* START DATA LINES *

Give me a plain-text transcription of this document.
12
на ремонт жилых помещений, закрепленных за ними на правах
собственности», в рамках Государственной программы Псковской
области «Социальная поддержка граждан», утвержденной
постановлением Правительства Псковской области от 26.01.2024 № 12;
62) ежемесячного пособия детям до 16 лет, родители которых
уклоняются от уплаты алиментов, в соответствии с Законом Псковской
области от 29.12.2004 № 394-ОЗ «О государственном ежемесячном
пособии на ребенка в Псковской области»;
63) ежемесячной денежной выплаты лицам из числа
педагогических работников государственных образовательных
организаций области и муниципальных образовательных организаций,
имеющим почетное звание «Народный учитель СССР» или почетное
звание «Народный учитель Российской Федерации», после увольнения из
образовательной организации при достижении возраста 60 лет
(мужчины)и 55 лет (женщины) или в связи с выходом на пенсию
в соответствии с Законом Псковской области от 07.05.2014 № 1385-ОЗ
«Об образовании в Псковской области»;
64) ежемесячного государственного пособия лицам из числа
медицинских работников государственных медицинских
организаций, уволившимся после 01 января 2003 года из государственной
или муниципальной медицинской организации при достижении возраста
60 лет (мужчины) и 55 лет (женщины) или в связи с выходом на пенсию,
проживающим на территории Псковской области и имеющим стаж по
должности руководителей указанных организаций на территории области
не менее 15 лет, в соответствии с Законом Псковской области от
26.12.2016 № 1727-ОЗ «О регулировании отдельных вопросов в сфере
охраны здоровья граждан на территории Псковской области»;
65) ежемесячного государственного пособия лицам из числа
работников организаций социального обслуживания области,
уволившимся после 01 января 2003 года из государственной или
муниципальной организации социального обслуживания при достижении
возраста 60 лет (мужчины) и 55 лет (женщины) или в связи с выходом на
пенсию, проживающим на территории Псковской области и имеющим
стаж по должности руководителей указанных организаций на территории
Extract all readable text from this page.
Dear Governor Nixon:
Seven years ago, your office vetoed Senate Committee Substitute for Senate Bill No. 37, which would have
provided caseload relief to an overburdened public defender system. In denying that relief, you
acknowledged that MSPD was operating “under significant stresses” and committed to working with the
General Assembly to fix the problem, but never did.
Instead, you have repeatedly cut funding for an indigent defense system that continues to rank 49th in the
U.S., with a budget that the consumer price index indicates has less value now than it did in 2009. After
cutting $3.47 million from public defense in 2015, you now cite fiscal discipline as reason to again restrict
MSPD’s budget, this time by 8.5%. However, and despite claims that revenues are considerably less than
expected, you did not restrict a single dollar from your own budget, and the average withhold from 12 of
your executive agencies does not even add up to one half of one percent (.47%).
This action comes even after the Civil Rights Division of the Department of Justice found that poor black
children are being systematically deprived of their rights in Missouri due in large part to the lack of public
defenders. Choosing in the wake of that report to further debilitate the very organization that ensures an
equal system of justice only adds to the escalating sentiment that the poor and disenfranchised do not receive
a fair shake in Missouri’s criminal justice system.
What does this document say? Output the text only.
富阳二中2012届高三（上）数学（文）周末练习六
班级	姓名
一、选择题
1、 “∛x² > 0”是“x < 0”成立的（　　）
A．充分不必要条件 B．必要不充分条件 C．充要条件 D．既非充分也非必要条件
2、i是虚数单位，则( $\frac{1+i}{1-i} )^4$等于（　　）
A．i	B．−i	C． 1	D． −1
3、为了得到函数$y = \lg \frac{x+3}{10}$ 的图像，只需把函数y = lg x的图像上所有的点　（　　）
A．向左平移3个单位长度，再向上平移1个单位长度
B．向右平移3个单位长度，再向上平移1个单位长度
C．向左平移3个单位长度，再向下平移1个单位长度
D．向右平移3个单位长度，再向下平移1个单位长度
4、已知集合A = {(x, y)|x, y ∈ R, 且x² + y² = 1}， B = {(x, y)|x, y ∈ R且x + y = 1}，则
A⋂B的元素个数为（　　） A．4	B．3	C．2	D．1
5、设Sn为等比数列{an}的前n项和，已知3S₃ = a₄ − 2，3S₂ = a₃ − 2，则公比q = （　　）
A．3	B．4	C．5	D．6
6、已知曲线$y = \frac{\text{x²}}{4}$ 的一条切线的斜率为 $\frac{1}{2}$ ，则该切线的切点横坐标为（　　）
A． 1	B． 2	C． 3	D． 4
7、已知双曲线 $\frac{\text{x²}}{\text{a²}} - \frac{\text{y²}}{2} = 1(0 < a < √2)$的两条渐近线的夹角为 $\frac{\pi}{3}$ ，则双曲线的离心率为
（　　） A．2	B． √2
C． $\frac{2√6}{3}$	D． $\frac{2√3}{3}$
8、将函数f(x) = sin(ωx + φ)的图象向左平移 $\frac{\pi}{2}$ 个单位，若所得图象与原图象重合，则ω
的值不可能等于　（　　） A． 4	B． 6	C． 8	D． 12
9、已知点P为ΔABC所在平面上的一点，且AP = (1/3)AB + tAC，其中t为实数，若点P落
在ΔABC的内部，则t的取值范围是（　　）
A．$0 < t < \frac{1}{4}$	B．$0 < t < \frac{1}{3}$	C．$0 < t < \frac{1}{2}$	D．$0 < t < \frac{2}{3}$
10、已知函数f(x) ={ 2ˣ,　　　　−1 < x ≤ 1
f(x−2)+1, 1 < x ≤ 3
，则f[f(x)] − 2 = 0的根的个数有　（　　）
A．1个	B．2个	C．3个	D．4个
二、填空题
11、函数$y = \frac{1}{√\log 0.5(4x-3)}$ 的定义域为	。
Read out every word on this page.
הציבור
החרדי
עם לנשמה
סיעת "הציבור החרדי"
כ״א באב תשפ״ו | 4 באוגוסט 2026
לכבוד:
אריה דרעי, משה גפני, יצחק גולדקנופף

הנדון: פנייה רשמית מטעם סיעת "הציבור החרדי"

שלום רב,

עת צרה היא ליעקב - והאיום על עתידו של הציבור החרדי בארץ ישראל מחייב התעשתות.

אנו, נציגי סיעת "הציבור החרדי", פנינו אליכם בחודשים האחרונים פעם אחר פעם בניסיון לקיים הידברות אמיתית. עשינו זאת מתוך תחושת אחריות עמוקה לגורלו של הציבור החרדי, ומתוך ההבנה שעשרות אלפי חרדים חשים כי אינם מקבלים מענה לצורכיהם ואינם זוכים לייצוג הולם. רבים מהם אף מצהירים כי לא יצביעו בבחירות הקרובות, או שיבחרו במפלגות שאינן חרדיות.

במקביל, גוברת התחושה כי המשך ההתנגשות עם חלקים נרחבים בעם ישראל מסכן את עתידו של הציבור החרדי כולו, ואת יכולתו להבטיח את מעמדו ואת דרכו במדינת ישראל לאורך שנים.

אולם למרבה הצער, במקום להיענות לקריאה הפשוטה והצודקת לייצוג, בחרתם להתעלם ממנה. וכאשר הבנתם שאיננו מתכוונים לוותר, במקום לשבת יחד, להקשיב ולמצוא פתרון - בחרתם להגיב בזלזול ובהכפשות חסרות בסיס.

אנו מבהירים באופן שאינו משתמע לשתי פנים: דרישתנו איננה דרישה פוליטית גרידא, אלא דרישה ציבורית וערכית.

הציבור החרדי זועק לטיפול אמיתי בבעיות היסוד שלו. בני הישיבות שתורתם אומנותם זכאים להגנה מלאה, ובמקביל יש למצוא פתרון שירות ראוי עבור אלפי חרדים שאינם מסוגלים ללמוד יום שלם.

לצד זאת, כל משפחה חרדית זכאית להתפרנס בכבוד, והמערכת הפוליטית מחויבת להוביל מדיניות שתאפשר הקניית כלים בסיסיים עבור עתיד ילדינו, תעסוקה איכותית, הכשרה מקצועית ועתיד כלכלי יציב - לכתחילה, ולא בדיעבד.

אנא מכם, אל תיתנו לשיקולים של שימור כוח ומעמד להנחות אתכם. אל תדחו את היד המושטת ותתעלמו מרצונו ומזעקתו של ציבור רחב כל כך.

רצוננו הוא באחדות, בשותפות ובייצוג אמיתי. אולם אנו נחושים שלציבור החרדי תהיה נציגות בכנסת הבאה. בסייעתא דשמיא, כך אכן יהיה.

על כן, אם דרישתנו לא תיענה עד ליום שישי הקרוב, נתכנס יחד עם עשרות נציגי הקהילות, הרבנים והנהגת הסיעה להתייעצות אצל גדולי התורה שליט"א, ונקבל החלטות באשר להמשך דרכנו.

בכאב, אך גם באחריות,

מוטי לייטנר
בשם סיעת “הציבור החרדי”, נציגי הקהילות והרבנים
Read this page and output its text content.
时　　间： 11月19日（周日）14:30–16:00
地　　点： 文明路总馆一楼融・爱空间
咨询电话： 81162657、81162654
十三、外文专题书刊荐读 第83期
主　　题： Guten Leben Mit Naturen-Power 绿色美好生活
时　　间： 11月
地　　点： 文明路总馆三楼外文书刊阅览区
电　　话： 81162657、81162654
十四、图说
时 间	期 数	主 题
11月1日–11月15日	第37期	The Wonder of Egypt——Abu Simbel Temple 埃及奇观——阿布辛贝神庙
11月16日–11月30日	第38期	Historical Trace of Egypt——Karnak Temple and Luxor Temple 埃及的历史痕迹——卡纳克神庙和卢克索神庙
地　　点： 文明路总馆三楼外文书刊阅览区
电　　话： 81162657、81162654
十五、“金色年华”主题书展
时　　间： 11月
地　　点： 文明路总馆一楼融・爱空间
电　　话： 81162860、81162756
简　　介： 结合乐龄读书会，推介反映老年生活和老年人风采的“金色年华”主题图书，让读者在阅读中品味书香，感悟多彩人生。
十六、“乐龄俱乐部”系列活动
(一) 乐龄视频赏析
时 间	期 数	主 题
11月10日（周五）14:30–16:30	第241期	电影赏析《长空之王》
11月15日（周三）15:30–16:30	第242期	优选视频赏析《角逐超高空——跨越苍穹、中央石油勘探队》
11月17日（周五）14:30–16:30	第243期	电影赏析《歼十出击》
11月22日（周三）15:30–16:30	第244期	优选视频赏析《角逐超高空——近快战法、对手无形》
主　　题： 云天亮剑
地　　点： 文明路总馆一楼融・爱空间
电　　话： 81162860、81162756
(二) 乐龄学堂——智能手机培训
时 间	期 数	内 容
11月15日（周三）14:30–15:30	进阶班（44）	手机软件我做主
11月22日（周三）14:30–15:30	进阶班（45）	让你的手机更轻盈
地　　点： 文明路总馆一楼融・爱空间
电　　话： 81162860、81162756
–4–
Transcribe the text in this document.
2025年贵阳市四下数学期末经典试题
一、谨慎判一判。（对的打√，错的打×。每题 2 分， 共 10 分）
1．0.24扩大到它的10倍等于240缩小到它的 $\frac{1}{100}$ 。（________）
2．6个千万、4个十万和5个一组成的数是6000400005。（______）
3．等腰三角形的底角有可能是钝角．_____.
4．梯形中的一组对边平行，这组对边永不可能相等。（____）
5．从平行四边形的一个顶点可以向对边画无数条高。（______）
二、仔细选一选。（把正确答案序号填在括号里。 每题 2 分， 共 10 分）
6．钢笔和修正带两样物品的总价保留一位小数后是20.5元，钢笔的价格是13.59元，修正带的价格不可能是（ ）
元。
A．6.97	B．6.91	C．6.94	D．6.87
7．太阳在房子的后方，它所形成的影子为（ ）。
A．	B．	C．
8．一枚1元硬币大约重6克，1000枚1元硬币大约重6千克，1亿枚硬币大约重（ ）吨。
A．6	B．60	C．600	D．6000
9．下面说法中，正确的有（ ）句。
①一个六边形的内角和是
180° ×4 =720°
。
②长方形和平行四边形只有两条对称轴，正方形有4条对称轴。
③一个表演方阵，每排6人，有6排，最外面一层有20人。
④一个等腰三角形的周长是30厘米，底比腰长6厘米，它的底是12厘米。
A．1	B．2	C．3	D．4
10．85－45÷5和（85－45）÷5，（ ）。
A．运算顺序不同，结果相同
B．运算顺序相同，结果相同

* END DATA LINES *

◆ TASK BRIEF ◆
Return each line where "that" shows up.

◆ WRITTEN RESPONSE ◆
provided caseload relief to an overburdened public defender system. In denying that relief, you
acknowledged that MSPD was operating “under significant stresses” and committed to working with the
Instead, you have repeatedly cut funding for an indigent defense system that continues to rank 49th in the
U.S., with a budget that the consumer price index indicates has less value now than it did in 2009. After
MSPD’s budget, this time by 8.5%. However, and despite claims that revenues are considerably less than
This action comes even after the Civil Rights Division of the Department of Justice found that poor black
defenders. Choosing in the wake of that report to further debilitate the very organization that ensures an
equal system of justice only adds to the escalating sentiment that the poor and disenfranchised do not receive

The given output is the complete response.